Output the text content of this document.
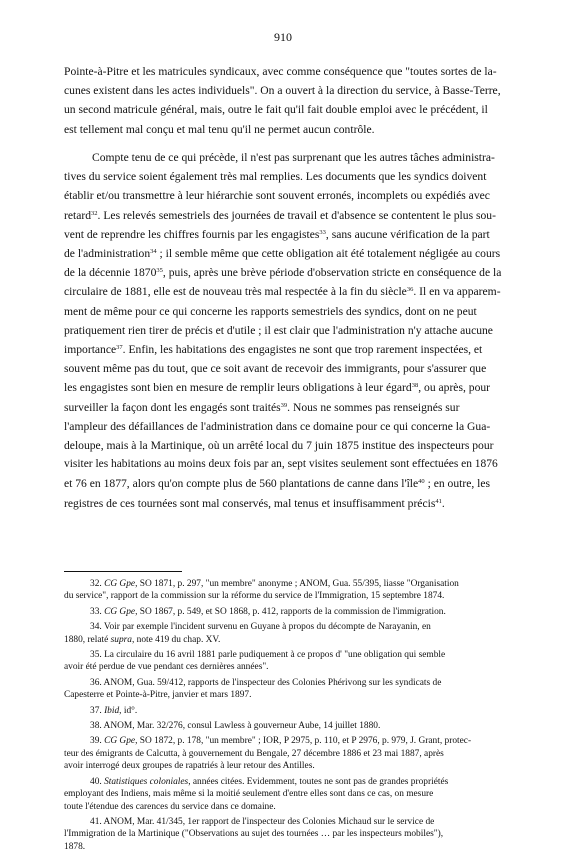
910
Pointe-à-Pitre et les matricules syndicaux, avec comme conséquence que "toutes sortes de la-
cunes existent dans les actes individuels". On a ouvert à la direction du service, à Basse-Terre,
un second matricule général, mais, outre le fait qu'il fait double emploi avec le précédent, il
est tellement mal conçu et mal tenu qu'il ne permet aucun contrôle.
Compte tenu de ce qui précède, il n'est pas surprenant que les autres tâches administra-
tives du service soient également très mal remplies. Les documents que les syndics doivent
établir et/ou transmettre à leur hiérarchie sont souvent erronés, incomplets ou expédiés avec
retard$^{32}$. Les relevés semestriels des journées de travail et d'absence se contentent le plus sou-
vent de reprendre les chiffres fournis par les engagistes$^{33}$, sans aucune vérification de la part
de l'administration$^{34}$ ; il semble même que cette obligation ait été totalement négligée au cours
de la décennie 1870$^{35}$, puis, après une brève période d'observation stricte en conséquence de la
circulaire de 1881, elle est de nouveau très mal respectée à la fin du siècle$^{36}$. Il en va apparem-
ment de même pour ce qui concerne les rapports semestriels des syndics, dont on ne peut
pratiquement rien tirer de précis et d'utile ; il est clair que l'administration n'y attache aucune
importance$^{37}$. Enfin, les habitations des engagistes ne sont que trop rarement inspectées, et
souvent même pas du tout, que ce soit avant de recevoir des immigrants, pour s'assurer que
les engagistes sont bien en mesure de remplir leurs obligations à leur égard$^{38}$, ou après, pour
surveiller la façon dont les engagés sont traités$^{39}$. Nous ne sommes pas renseignés sur
l'ampleur des défaillances de l'administration dans ce domaine pour ce qui concerne la Gua-
deloupe, mais à la Martinique, où un arrêté local du 7 juin 1875 institue des inspecteurs pour
visiter les habitations au moins deux fois par an, sept visites seulement sont effectuées en 1876
et 76 en 1877, alors qu'on compte plus de 560 plantations de canne dans l'île$^{40}$ ; en outre, les
registres de ces tournées sont mal conservés, mal tenus et insuffisamment précis$^{41}$.
32. CG Gpe, SO 1871, p. 297, "un membre" anonyme ; ANOM, Gua. 55/395, liasse "Organisation
du service", rapport de la commission sur la réforme du service de l'Immigration, 15 septembre 1874.
33. CG Gpe, SO 1867, p. 549, et SO 1868, p. 412, rapports de la commission de l'immigration.
34. Voir par exemple l'incident survenu en Guyane à propos du décompte de Narayanin, en
1880, relaté supra, note 419 du chap. XV.
35. La circulaire du 16 avril 1881 parle pudiquement à ce propos d' "une obligation qui semble
avoir été perdue de vue pendant ces dernières années".
36. ANOM, Gua. 59/412, rapports de l'inspecteur des Colonies Phérivong sur les syndicats de
Capesterre et Pointe-à-Pitre, janvier et mars 1897.
37. Ibid, id°.
38. ANOM, Mar. 32/276, consul Lawless à gouverneur Aube, 14 juillet 1880.
39. CG Gpe, SO 1872, p. 178, "un membre" ; IOR, P 2975, p. 110, et P 2976, p. 979, J. Grant, protec-
teur des émigrants de Calcutta, à gouvernement du Bengale, 27 décembre 1886 et 23 mai 1887, après
avoir interrogé deux groupes de rapatriés à leur retour des Antilles.
40. Statistiques coloniales, années citées. Evidemment, toutes ne sont pas de grandes propriétés
employant des Indiens, mais même si la moitié seulement d'entre elles sont dans ce cas, on mesure
toute l'étendue des carences du service dans ce domaine.
41. ANOM, Mar. 41/345, 1er rapport de l'inspecteur des Colonies Michaud sur le service de
l'Immigration de la Martinique ("Observations au sujet des tournées … par les inspecteurs mobiles"),
1878.
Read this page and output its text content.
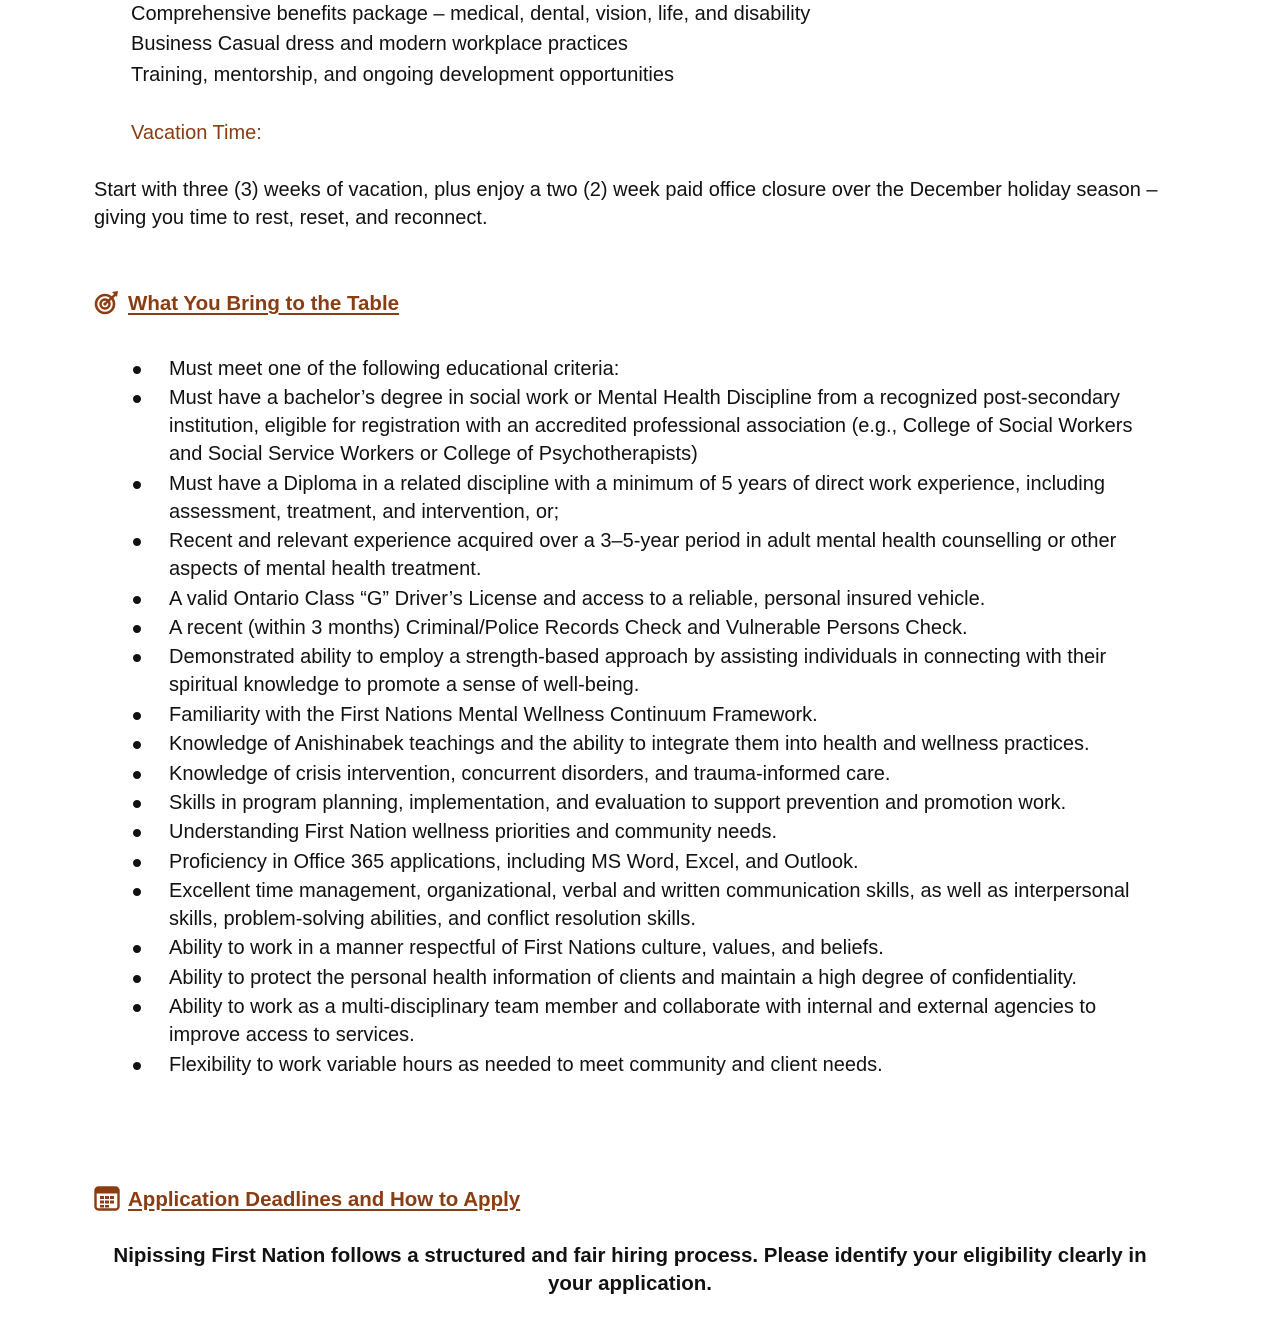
Comprehensive benefits package – medical, dental, vision, life, and disability
Business Casual dress and modern workplace practices
Training, mentorship, and ongoing development opportunities
Vacation Time:
Start with three (3) weeks of vacation, plus enjoy a two (2) week paid office closure over the December holiday season – giving you time to rest, reset, and reconnect.
What You Bring to the Table
Must meet one of the following educational criteria:
Must have a bachelor’s degree in social work or Mental Health Discipline from a recognized post-secondary institution, eligible for registration with an accredited professional association (e.g., College of Social Workers and Social Service Workers or College of Psychotherapists)
Must have a Diploma in a related discipline with a minimum of 5 years of direct work experience, including assessment, treatment, and intervention, or;
Recent and relevant experience acquired over a 3–5-year period in adult mental health counselling or other aspects of mental health treatment.
A valid Ontario Class “G” Driver’s License and access to a reliable, personal insured vehicle.
A recent (within 3 months) Criminal/Police Records Check and Vulnerable Persons Check.
Demonstrated ability to employ a strength-based approach by assisting individuals in connecting with their spiritual knowledge to promote a sense of well-being.
Familiarity with the First Nations Mental Wellness Continuum Framework.
Knowledge of Anishinabek teachings and the ability to integrate them into health and wellness practices.
Knowledge of crisis intervention, concurrent disorders, and trauma-informed care.
Skills in program planning, implementation, and evaluation to support prevention and promotion work.
Understanding First Nation wellness priorities and community needs.
Proficiency in Office 365 applications, including MS Word, Excel, and Outlook.
Excellent time management, organizational, verbal and written communication skills, as well as interpersonal skills, problem-solving abilities, and conflict resolution skills.
Ability to work in a manner respectful of First Nations culture, values, and beliefs.
Ability to protect the personal health information of clients and maintain a high degree of confidentiality.
Ability to work as a multi-disciplinary team member and collaborate with internal and external agencies to improve access to services.
Flexibility to work variable hours as needed to meet community and client needs.
Application Deadlines and How to Apply
Nipissing First Nation follows a structured and fair hiring process. Please identify your eligibility clearly in your application.
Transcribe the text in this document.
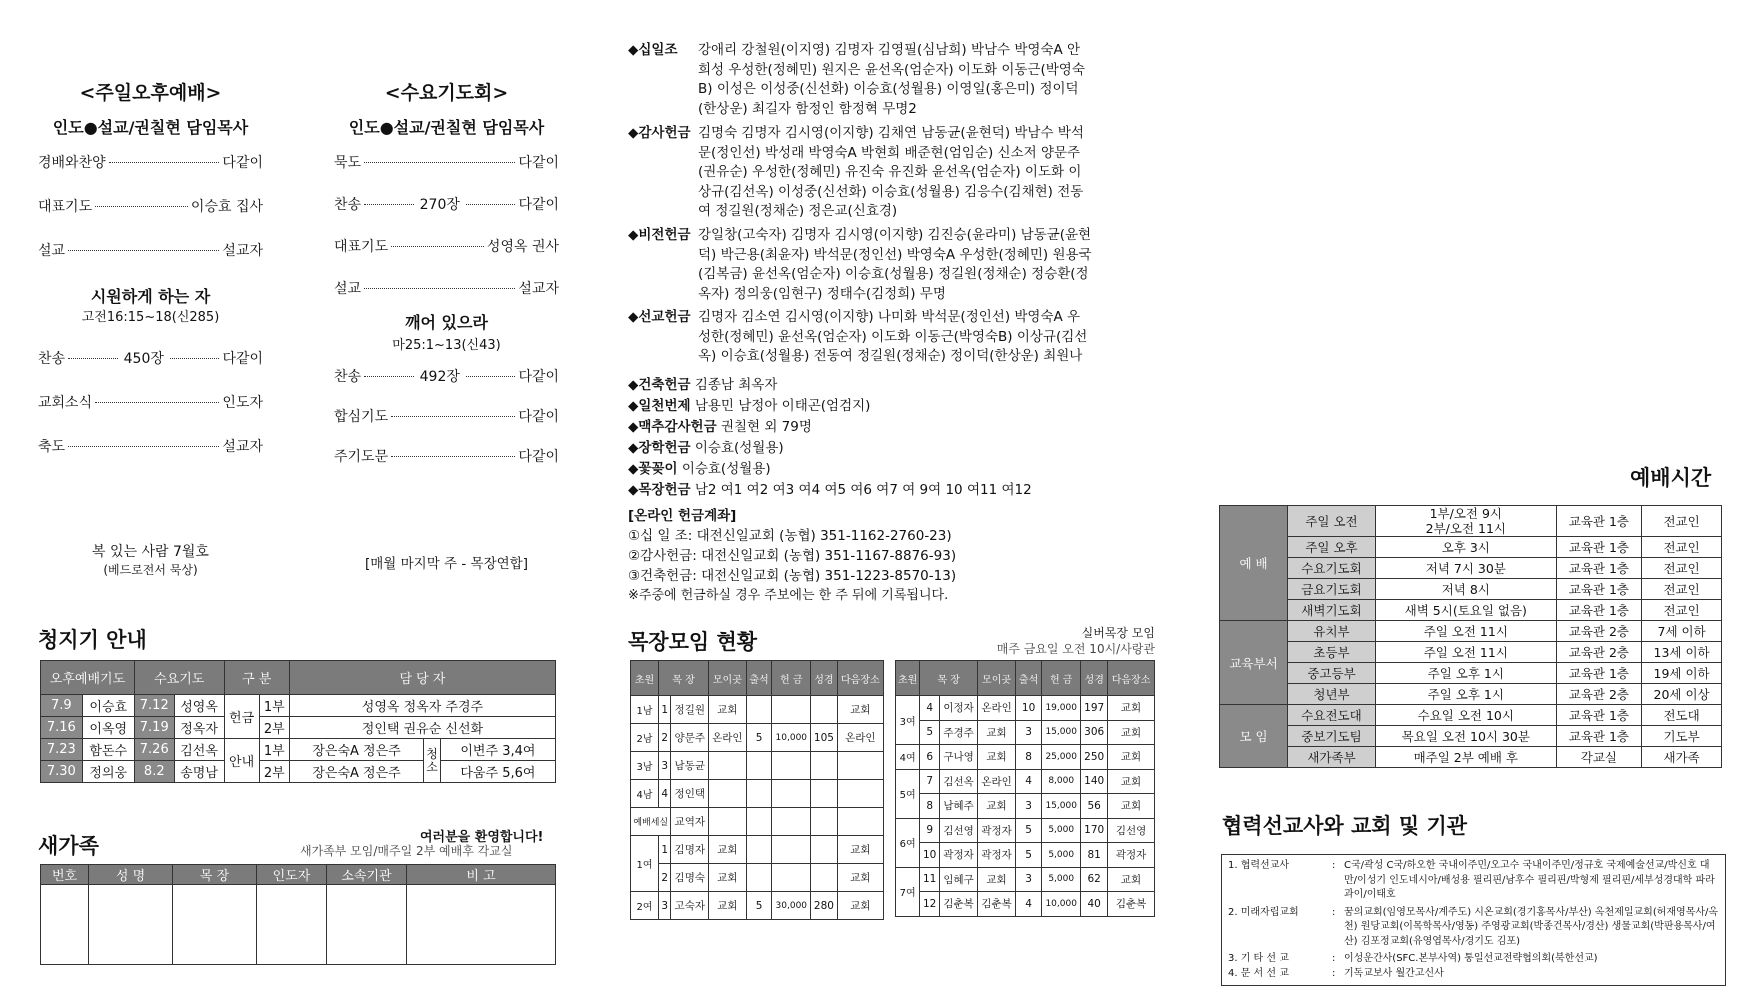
<주일오후예배>
인도●설교/권칠현 담임목사
경배와찬양	다같이
대표기도	이승효 집사
설교	설교자
시원하게 하는 자
고전16:15~18(신285)
찬송	450장	다같이
교회소식	인도자
축도	설교자
복 있는 사람 7월호
(베드로전서 묵상)
<수요기도회>
인도●설교/권칠현 담임목사
묵도	다같이
찬송	270장	다같이
대표기도	성영옥 권사
설교	설교자
깨어 있으라
마25:1~13(신43)
찬송	492장	다같이
합심기도	다같이
주기도문	다같이
[매월 마지막 주 - 목장연합]
청지기 안내
오후예배기도		수요기도		구 분		담 당 자		
7.9	이승효	7.12	성영옥	헌금	1부	성영옥 정옥자 주경주		
7.16	이옥영	7.19	정옥자		2부	정인택 권유순 신선화		
7.23	함돈수	7.26	김선옥	안내	1부	장은숙A 정은주	청소	이변주 3,4여
7.30	정의웅	8.2	송명남		2부	장은숙A 정은주		다움주 5,6여
새가족	여러분을 환영합니다!
새가족부 모임/매주일 2부 예배후 각교실
번호	성 명	목 장	인도자	소속기관	비 고

◆십일조 강애리 강철원(이지영) 김명자 김영필(심남희) 박남수 박영숙A 안희성 우성한(정혜민) 원지은 윤선옥(엄순자) 이도화 이동근(박영숙B) 이성은 이성중(신선화) 이승효(성월용) 이영일(홍은미) 정이덕(한상운) 최길자 함정인 함정혁 무명2
◆감사헌금 김명숙 김명자 김시영(이지향) 김채연 남동균(윤현덕) 박남수 박석문(정인선) 박성래 박영숙A 박현희 배준현(엄임순) 신소저 양문주(권유순) 우성한(정혜민) 유진숙 유진화 윤선옥(엄순자) 이도화 이상규(김선옥) 이성중(신선화) 이승효(성월용) 김응수(김채현) 전동여 정길원(정채순) 정은교(신효경)
◆비전헌금 강일창(고숙자) 김명자 김시영(이지향) 김진승(윤라미) 남동균(윤현덕) 박근용(최윤자) 박석문(정인선) 박영숙A 우성한(정혜민) 원용국(김복금) 윤선옥(엄순자) 이승효(성월용) 정길원(정채순) 정승환(정옥자) 정의웅(임현구) 정태수(김정희) 무명
◆선교헌금 김명자 김소연 김시영(이지향) 나미화 박석문(정인선) 박영숙A 우성한(정혜민) 윤선옥(엄순자) 이도화 이동근(박영숙B) 이상규(김선옥) 이승효(성월용) 전동여 정길원(정채순) 정이덕(한상운) 최원나
◆건축헌금 김종남 최옥자
◆일천번제 남용민 남정아 이태곤(엄검지)
◆맥추감사헌금 권칠현 외 79명
◆장학헌금 이승효(성월용)
◆꽃꽂이 이승효(성월용)
◆목장헌금 남2 여1 여2 여3 여4 여5 여6 여7 여 9여 10 여11 여12
[온라인 헌금계좌]
①십 일 조: 대전신일교회 (농협) 351-1162-2760-23)
②감사헌금: 대전신일교회 (농협) 351-1167-8876-93)
③건축헌금: 대전신일교회 (농협) 351-1223-8570-13)
※주중에 헌금하실 경우 주보에는 한 주 뒤에 기록됩니다.
목장모임 현황	실버목장 모임
매주 금요일 오전 10시/사랑관
초원	목 장		모이곳	출석	헌 금	성경	다음장소
1남	1	정길원	교회				교회
2남	2	양문주	온라인	5	10,000	105	온라인
3남	3	남동균					
4남	4	정인택					
예배세실		교역자					
1여	1	김명자	교회				교회
	2	김명숙	교회				교회
2여	3	고숙자	교회	5	30,000	280	교회
초원	목 장		모이곳	출석	헌 금	성경	다음장소
3여	4	이정자	온라인	10	19,000	197	교회
	5	주경주	교회	3	15,000	306	교회
4여	6	구나영	교회	8	25,000	250	교회
5여	7	김선옥	온라인	4	8,000	140	교회
	8	남혜주	교회	3	15,000	56	교회
6여	9	김선영	곽정자	5	5,000	170	김선영
	10	곽정자	곽정자	5	5,000	81	곽정자
7여	11	임혜구	교회	3	5,000	62	교회
	12	김춘복	김춘복	4	10,000	40	김춘복
예배시간
예 배	주일 오전	1부/오전 9시
2부/오전 11시	교육관 1층	전교인
	주일 오후	오후 3시	교육관 1층	전교인
	수요기도회	저녁 7시 30분	교육관 1층	전교인
	금요기도회	저녁 8시	교육관 1층	전교인
	새벽기도회	새벽 5시(토요일 없음)	교육관 1층	전교인
교육부서	유치부	주일 오전 11시	교육관 2층	7세 이하
	초등부	주일 오전 11시	교육관 2층	13세 이하
	중고등부	주일 오후 1시	교육관 1층	19세 이하
	청년부	주일 오후 1시	교육관 2층	20세 이상
모 임	수요전도대	수요일 오전 10시	교육관 1층	전도대
	중보기도팀	목요일 오전 10시 30분	교육관 1층	기도부
	새가족부	매주일 2부 예배 후	각교실	새가족
협력선교사와 교회 및 기관
1. 협력선교사	: C국/곽성 C국/하오한 국내이주민/오고수 국내이주민/정규호 국제예술선교/박신호 대만/이성기 인도네시아/배성용 필리핀/남후수 필리핀/박형제 필리핀/세부성경대학 파라과이/이태호
2. 미래자립교회	: 꿈의교회(임영모목사/계주도) 시온교회(경기홍목사/부산) 옥천제일교회(허재영목사/옥천) 원당교회(이목학목사/영동) 주영광교회(박종건목사/경산) 생물교회(박판용목사/여산) 김포정교회(유영엽목사/경기도 김포)
3. 기 타 선 교	: 이성운간사(SFC.본부사역) 통일선교전략협의회(북한선교)
4. 문 서 선 교	: 기독교보사 월간고신사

Description of the task
Determine how many of the lines above hold the word "rapports", and output that number by itself.

Solution below
3